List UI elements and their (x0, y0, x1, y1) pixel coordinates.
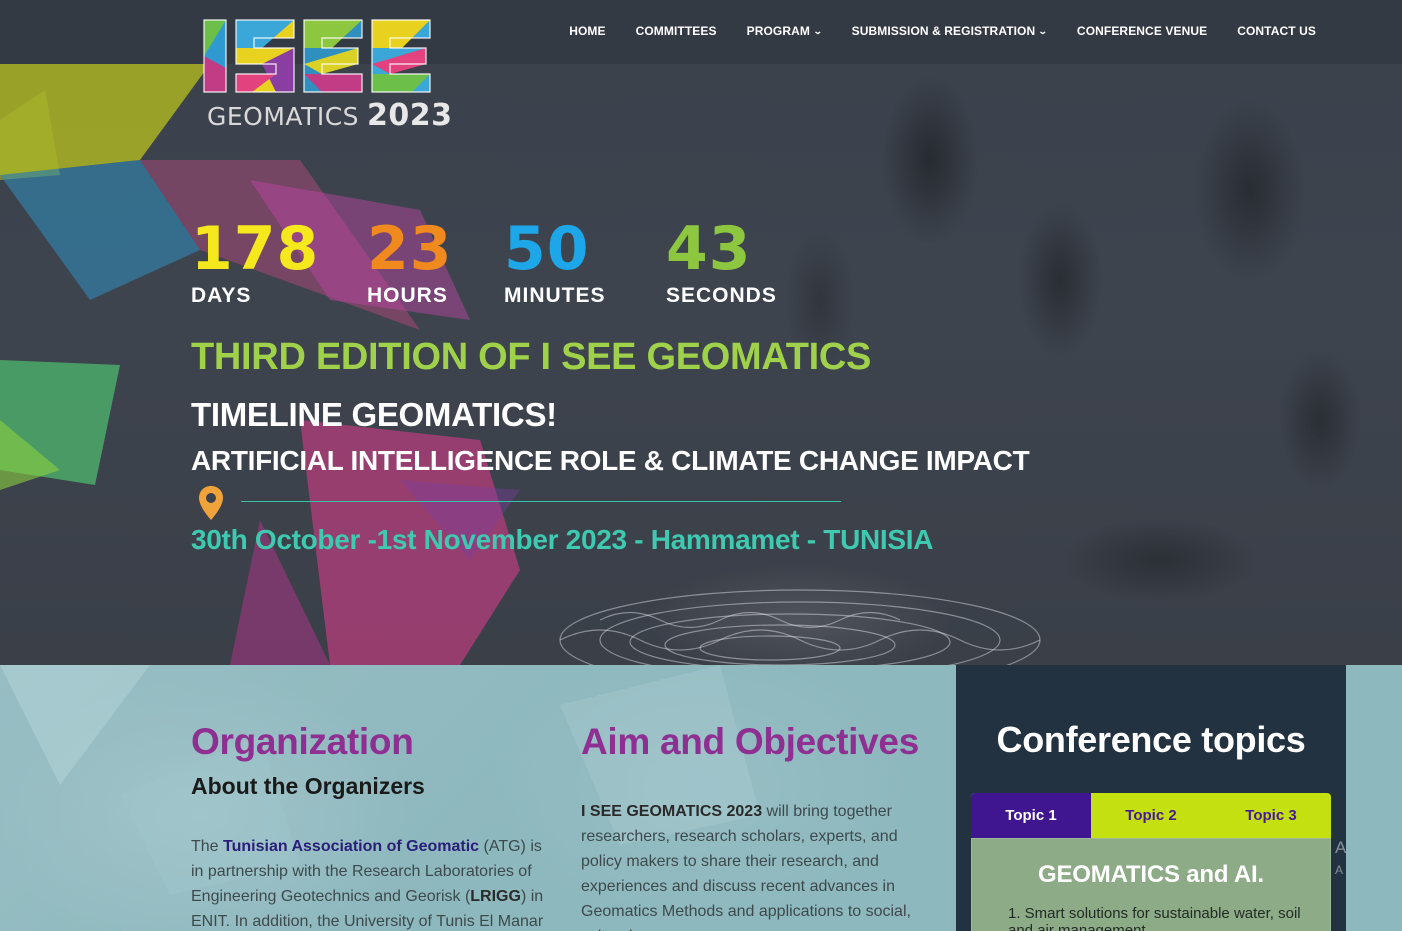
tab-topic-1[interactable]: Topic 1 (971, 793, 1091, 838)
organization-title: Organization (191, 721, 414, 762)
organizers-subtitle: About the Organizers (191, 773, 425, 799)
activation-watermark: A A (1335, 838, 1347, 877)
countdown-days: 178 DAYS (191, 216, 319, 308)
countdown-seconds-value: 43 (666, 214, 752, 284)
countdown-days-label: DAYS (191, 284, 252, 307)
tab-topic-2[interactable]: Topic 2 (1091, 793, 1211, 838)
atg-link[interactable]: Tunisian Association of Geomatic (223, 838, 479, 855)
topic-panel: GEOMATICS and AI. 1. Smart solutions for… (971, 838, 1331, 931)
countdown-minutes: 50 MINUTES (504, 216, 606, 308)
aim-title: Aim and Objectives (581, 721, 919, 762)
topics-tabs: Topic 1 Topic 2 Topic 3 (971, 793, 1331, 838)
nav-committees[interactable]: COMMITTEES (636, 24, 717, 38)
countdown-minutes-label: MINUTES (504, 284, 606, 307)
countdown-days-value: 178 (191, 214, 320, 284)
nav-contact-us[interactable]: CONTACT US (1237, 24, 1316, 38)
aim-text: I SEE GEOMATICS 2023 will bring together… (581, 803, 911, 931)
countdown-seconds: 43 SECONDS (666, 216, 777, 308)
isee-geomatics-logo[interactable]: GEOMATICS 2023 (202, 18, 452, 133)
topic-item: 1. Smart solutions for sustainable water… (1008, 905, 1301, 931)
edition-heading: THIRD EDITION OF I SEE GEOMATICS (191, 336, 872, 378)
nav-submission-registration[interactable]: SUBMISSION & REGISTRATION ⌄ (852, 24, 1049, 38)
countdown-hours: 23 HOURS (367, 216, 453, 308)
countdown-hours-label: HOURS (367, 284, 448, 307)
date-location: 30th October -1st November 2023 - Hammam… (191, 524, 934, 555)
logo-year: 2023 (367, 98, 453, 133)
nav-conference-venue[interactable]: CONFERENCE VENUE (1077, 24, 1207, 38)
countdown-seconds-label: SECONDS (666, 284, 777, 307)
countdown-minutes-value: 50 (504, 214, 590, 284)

* [Work instructions]:
Swap "About the Organizers" for "Meet the Organizers" in every line of the rows above and reproduce them with nothing else changed. Omit the pictures.

* [Answer for this exercise]:
List UI elements and their (x0, y0, x1, y1) pixel coordinates.
tab-topic-1[interactable]: Topic 1 (971, 793, 1091, 838)
organization-title: Organization (191, 721, 414, 762)
organizers-subtitle: Meet the Organizers (191, 773, 425, 799)
activation-watermark: A A (1335, 838, 1347, 877)
countdown-days: 178 DAYS (191, 216, 319, 308)
countdown-seconds-value: 43 (666, 214, 752, 284)
countdown-days-label: DAYS (191, 284, 252, 307)
tab-topic-2[interactable]: Topic 2 (1091, 793, 1211, 838)
atg-link[interactable]: Tunisian Association of Geomatic (223, 838, 479, 855)
topic-panel: GEOMATICS and AI. 1. Smart solutions for… (971, 838, 1331, 931)
countdown-minutes: 50 MINUTES (504, 216, 606, 308)
aim-title: Aim and Objectives (581, 721, 919, 762)
topics-tabs: Topic 1 Topic 2 Topic 3 (971, 793, 1331, 838)
nav-committees[interactable]: COMMITTEES (636, 24, 717, 38)
countdown-minutes-label: MINUTES (504, 284, 606, 307)
countdown-days-value: 178 (191, 214, 320, 284)
nav-contact-us[interactable]: CONTACT US (1237, 24, 1316, 38)
aim-text: I SEE GEOMATICS 2023 will bring together… (581, 803, 911, 931)
countdown-seconds: 43 SECONDS (666, 216, 777, 308)
isee-geomatics-logo[interactable]: GEOMATICS 2023 (202, 18, 452, 133)
topic-item: 1. Smart solutions for sustainable water… (1008, 905, 1301, 931)
edition-heading: THIRD EDITION OF I SEE GEOMATICS (191, 336, 872, 378)
nav-submission-registration[interactable]: SUBMISSION & REGISTRATION ⌄ (852, 24, 1049, 38)
countdown-hours: 23 HOURS (367, 216, 453, 308)
countdown-hours-label: HOURS (367, 284, 448, 307)
date-location: 30th October -1st November 2023 - Hammam… (191, 524, 934, 555)
logo-year: 2023 (367, 98, 453, 133)
nav-conference-venue[interactable]: CONFERENCE VENUE (1077, 24, 1207, 38)
countdown-seconds-label: SECONDS (666, 284, 777, 307)
countdown-minutes-value: 50 (504, 214, 590, 284)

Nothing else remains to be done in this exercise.